Set task:
Filter out everything except lines holding "title".

Start of Listed entries

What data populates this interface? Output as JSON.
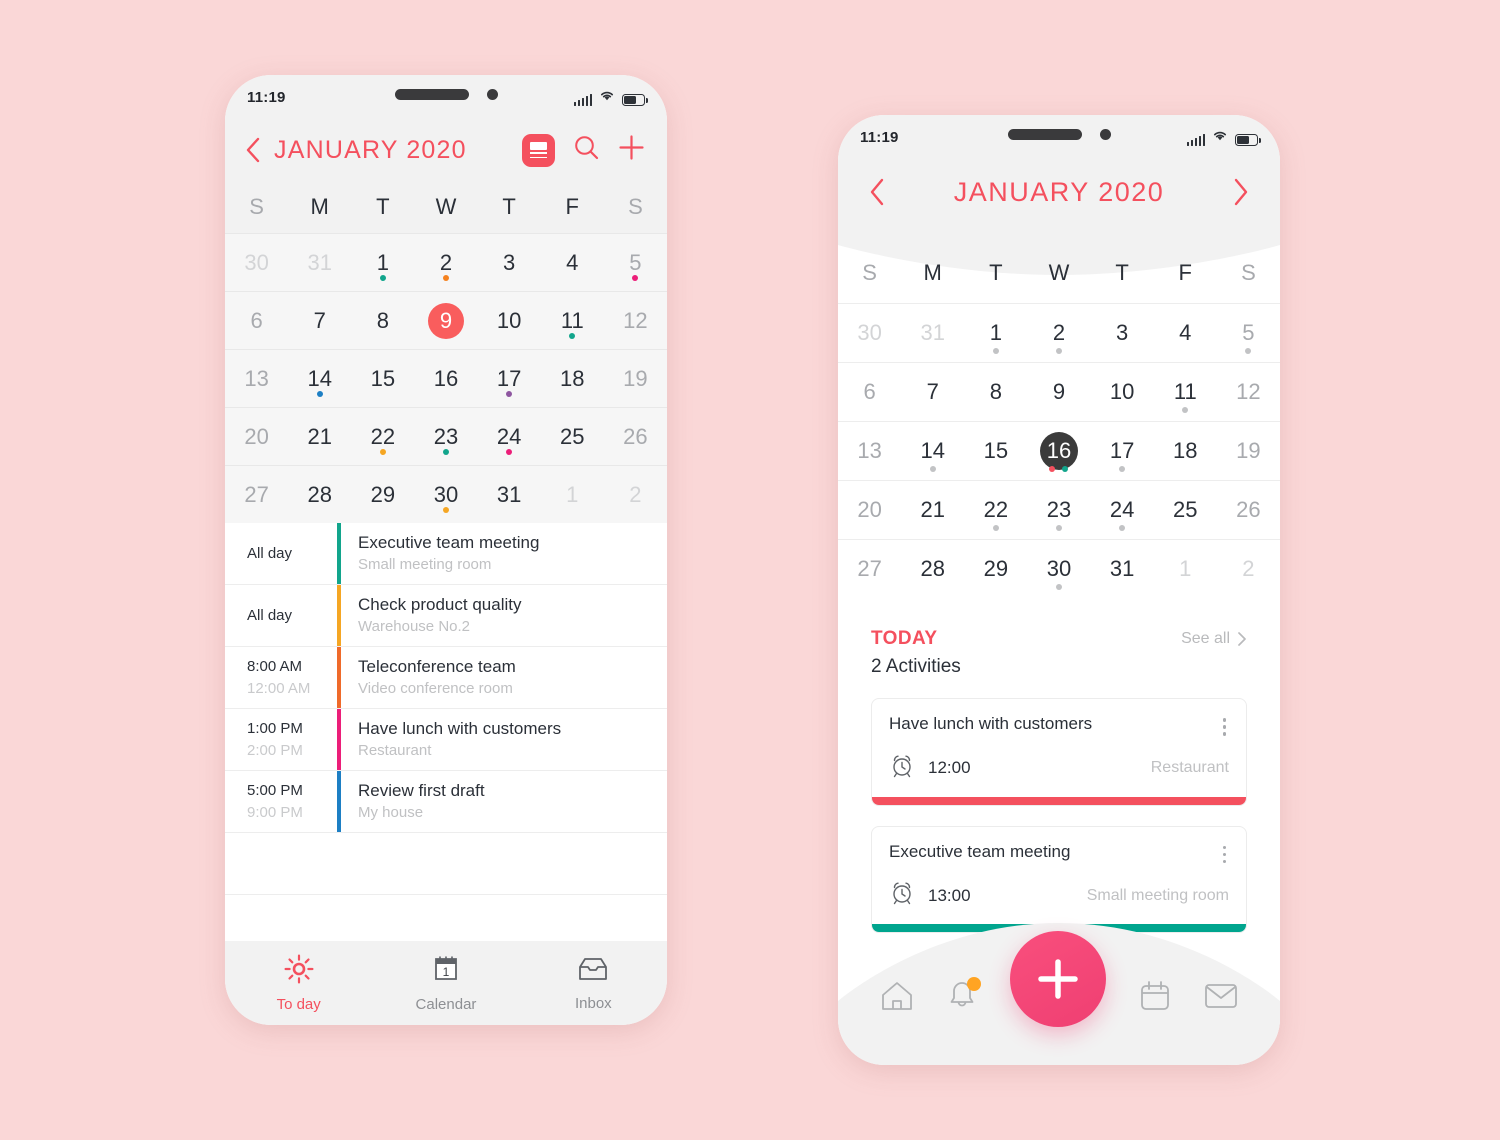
{
  "page": {
    "background_color": "#fad7d7"
  },
  "palette": {
    "accent_red": "#f4505e",
    "today_red": "#f95d5d",
    "teal": "#12a58c",
    "amber": "#f5a623",
    "orange": "#ef6a2a",
    "magenta": "#ec1e79",
    "blue": "#1d7fc4",
    "dark_pill": "#3b3b3b",
    "fab_pink": "#ef3f72",
    "badge_orange": "#ffa423"
  },
  "phone_left": {
    "status_bar": {
      "time": "11:19",
      "icons": [
        "signal-icon",
        "wifi-icon",
        "battery-icon"
      ]
    },
    "header": {
      "back_label": "back-chevron",
      "month": "JANUARY",
      "year": "2020",
      "title": "JANUARY  2020",
      "actions": [
        "list-view-icon",
        "search-icon",
        "add-icon"
      ]
    },
    "weekdays": [
      "S",
      "M",
      "T",
      "W",
      "T",
      "F",
      "S"
    ],
    "calendar": {
      "selected_day": 9,
      "weeks": [
        [
          {
            "d": "30",
            "out": true
          },
          {
            "d": "31",
            "out": true
          },
          {
            "d": "1",
            "dot": "#12a58c"
          },
          {
            "d": "2",
            "dot": "#f5821f"
          },
          {
            "d": "3"
          },
          {
            "d": "4"
          },
          {
            "d": "5",
            "weekend": true,
            "dot": "#ec1e79"
          }
        ],
        [
          {
            "d": "6",
            "weekend": true
          },
          {
            "d": "7"
          },
          {
            "d": "8"
          },
          {
            "d": "9",
            "today": true
          },
          {
            "d": "10"
          },
          {
            "d": "11",
            "dot": "#12a58c"
          },
          {
            "d": "12",
            "weekend": true
          }
        ],
        [
          {
            "d": "13",
            "weekend": true
          },
          {
            "d": "14",
            "dot": "#1d7fc4"
          },
          {
            "d": "15"
          },
          {
            "d": "16"
          },
          {
            "d": "17",
            "dot": "#8e56a0"
          },
          {
            "d": "18"
          },
          {
            "d": "19",
            "weekend": true
          }
        ],
        [
          {
            "d": "20",
            "weekend": true
          },
          {
            "d": "21"
          },
          {
            "d": "22",
            "dot": "#f5a623"
          },
          {
            "d": "23",
            "dot": "#12a58c"
          },
          {
            "d": "24",
            "dot": "#ec1e79"
          },
          {
            "d": "25"
          },
          {
            "d": "26",
            "weekend": true
          }
        ],
        [
          {
            "d": "27",
            "weekend": true
          },
          {
            "d": "28"
          },
          {
            "d": "29"
          },
          {
            "d": "30",
            "dot": "#f5a623"
          },
          {
            "d": "31"
          },
          {
            "d": "1",
            "out": true
          },
          {
            "d": "2",
            "out": true
          }
        ]
      ]
    },
    "events": [
      {
        "start": "All day",
        "end": "",
        "title": "Executive team meeting",
        "location": "Small meeting room",
        "color": "#12a58c"
      },
      {
        "start": "All day",
        "end": "",
        "title": "Check product quality",
        "location": "Warehouse  No.2",
        "color": "#f5a623"
      },
      {
        "start": "8:00 AM",
        "end": "12:00 AM",
        "title": "Teleconference team",
        "location": "Video conference room",
        "color": "#ef6a2a"
      },
      {
        "start": "1:00 PM",
        "end": "2:00 PM",
        "title": "Have lunch with customers",
        "location": "Restaurant",
        "color": "#ec1e79"
      },
      {
        "start": "5:00 PM",
        "end": "9:00 PM",
        "title": "Review first draft",
        "location": "My house",
        "color": "#1d7fc4"
      }
    ],
    "tabs": [
      {
        "label": "To day",
        "icon": "sun-icon",
        "active": true
      },
      {
        "label": "Calendar",
        "icon": "calendar-icon",
        "active": false
      },
      {
        "label": "Inbox",
        "icon": "inbox-icon",
        "active": false
      }
    ]
  },
  "phone_right": {
    "status_bar": {
      "time": "11:19",
      "icons": [
        "signal-icon",
        "wifi-icon",
        "battery-icon"
      ]
    },
    "header": {
      "prev_label": "prev-month-chevron",
      "next_label": "next-month-chevron",
      "month": "JANUARY",
      "year": "2020",
      "title": "JANUARY  2020"
    },
    "weekdays": [
      "S",
      "M",
      "T",
      "W",
      "T",
      "F",
      "S"
    ],
    "calendar": {
      "selected_day": 16,
      "weeks": [
        [
          {
            "d": "30",
            "out": true
          },
          {
            "d": "31",
            "out": true
          },
          {
            "d": "1",
            "dots": [
              "#c2c3c5"
            ]
          },
          {
            "d": "2",
            "dots": [
              "#c2c3c5"
            ]
          },
          {
            "d": "3"
          },
          {
            "d": "4"
          },
          {
            "d": "5",
            "weekend": true,
            "dots": [
              "#c2c3c5"
            ]
          }
        ],
        [
          {
            "d": "6",
            "weekend": true
          },
          {
            "d": "7"
          },
          {
            "d": "8"
          },
          {
            "d": "9"
          },
          {
            "d": "10"
          },
          {
            "d": "11",
            "dots": [
              "#c2c3c5"
            ]
          },
          {
            "d": "12",
            "weekend": true
          }
        ],
        [
          {
            "d": "13",
            "weekend": true
          },
          {
            "d": "14",
            "dots": [
              "#c2c3c5"
            ]
          },
          {
            "d": "15"
          },
          {
            "d": "16",
            "selected": true,
            "dots": [
              "#f4505e",
              "#12a58c"
            ]
          },
          {
            "d": "17",
            "dots": [
              "#c2c3c5"
            ]
          },
          {
            "d": "18"
          },
          {
            "d": "19",
            "weekend": true
          }
        ],
        [
          {
            "d": "20",
            "weekend": true
          },
          {
            "d": "21"
          },
          {
            "d": "22",
            "dots": [
              "#c2c3c5"
            ]
          },
          {
            "d": "23",
            "dots": [
              "#c2c3c5"
            ]
          },
          {
            "d": "24",
            "dots": [
              "#c2c3c5"
            ]
          },
          {
            "d": "25"
          },
          {
            "d": "26",
            "weekend": true
          }
        ],
        [
          {
            "d": "27",
            "weekend": true
          },
          {
            "d": "28"
          },
          {
            "d": "29"
          },
          {
            "d": "30",
            "dots": [
              "#c2c3c5"
            ]
          },
          {
            "d": "31"
          },
          {
            "d": "1",
            "out": true
          },
          {
            "d": "2",
            "out": true
          }
        ]
      ]
    },
    "today_section": {
      "label": "TODAY",
      "see_all": "See all",
      "activity_count": "2 Activities"
    },
    "cards": [
      {
        "title": "Have lunch with customers",
        "time": "12:00",
        "location": "Restaurant",
        "color": "#f4505e",
        "alarm_icon": "alarm-clock-icon",
        "menu_icon": "kebab-menu-icon"
      },
      {
        "title": "Executive team meeting",
        "time": "13:00",
        "location": "Small meeting room",
        "color": "#00a58e",
        "alarm_icon": "alarm-clock-icon",
        "menu_icon": "kebab-menu-icon"
      }
    ],
    "tabbar": {
      "items": [
        "home-icon",
        "bell-icon",
        "add-icon",
        "calendar-icon",
        "mail-icon"
      ],
      "bell_has_badge": true
    }
  }
}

End of Listed entries

Task solution:
      "title": "JANUARY  2020",
        "title": "Executive team meeting",
        "title": "Check product quality",
        "title": "Teleconference team",
        "title": "Have lunch with customers",
        "title": "Review first draft",
      "title": "JANUARY  2020"
        "title": "Have lunch with customers",
        "title": "Executive team meeting",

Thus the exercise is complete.